*WORK TO DO*
Repeat the listing in full. Nothing may be added or left out.

*Saved entries*
================
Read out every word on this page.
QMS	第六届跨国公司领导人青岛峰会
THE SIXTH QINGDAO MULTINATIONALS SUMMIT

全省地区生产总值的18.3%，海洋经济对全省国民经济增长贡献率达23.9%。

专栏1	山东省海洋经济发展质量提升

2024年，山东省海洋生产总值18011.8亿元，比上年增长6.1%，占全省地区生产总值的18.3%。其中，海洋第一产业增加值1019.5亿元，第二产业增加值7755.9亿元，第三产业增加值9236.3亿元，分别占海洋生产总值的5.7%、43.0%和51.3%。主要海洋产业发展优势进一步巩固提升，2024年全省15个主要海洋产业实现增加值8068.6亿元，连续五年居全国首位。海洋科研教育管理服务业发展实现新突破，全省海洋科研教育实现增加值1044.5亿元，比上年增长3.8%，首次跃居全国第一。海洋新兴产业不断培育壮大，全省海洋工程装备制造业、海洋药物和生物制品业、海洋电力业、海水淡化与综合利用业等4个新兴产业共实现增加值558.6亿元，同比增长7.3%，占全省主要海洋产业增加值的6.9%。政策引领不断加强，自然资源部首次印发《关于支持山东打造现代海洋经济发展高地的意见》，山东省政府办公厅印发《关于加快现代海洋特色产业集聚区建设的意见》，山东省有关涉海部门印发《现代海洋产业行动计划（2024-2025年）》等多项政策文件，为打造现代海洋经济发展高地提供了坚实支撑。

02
================
*RESULT FOR THIS EXERCISE*
Read out every word on this page.
QMS	第六届跨国公司领导人青岛峰会
THE SIXTH QINGDAO MULTINATIONALS SUMMIT

全省地区生产总值的18.3%，海洋经济对全省国民经济增长贡献率达23.9%。

专栏1	山东省海洋经济发展质量提升

2024年，山东省海洋生产总值18011.8亿元，比上年增长6.1%，占全省地区生产总值的18.3%。其中，海洋第一产业增加值1019.5亿元，第二产业增加值7755.9亿元，第三产业增加值9236.3亿元，分别占海洋生产总值的5.7%、43.0%和51.3%。主要海洋产业发展优势进一步巩固提升，2024年全省15个主要海洋产业实现增加值8068.6亿元，连续五年居全国首位。海洋科研教育管理服务业发展实现新突破，全省海洋科研教育实现增加值1044.5亿元，比上年增长3.8%，首次跃居全国第一。海洋新兴产业不断培育壮大，全省海洋工程装备制造业、海洋药物和生物制品业、海洋电力业、海水淡化与综合利用业等4个新兴产业共实现增加值558.6亿元，同比增长7.3%，占全省主要海洋产业增加值的6.9%。政策引领不断加强，自然资源部首次印发《关于支持山东打造现代海洋经济发展高地的意见》，山东省政府办公厅印发《关于加快现代海洋特色产业集聚区建设的意见》，山东省有关涉海部门印发《现代海洋产业行动计划（2024-2025年）》等多项政策文件，为打造现代海洋经济发展高地提供了坚实支撑。

02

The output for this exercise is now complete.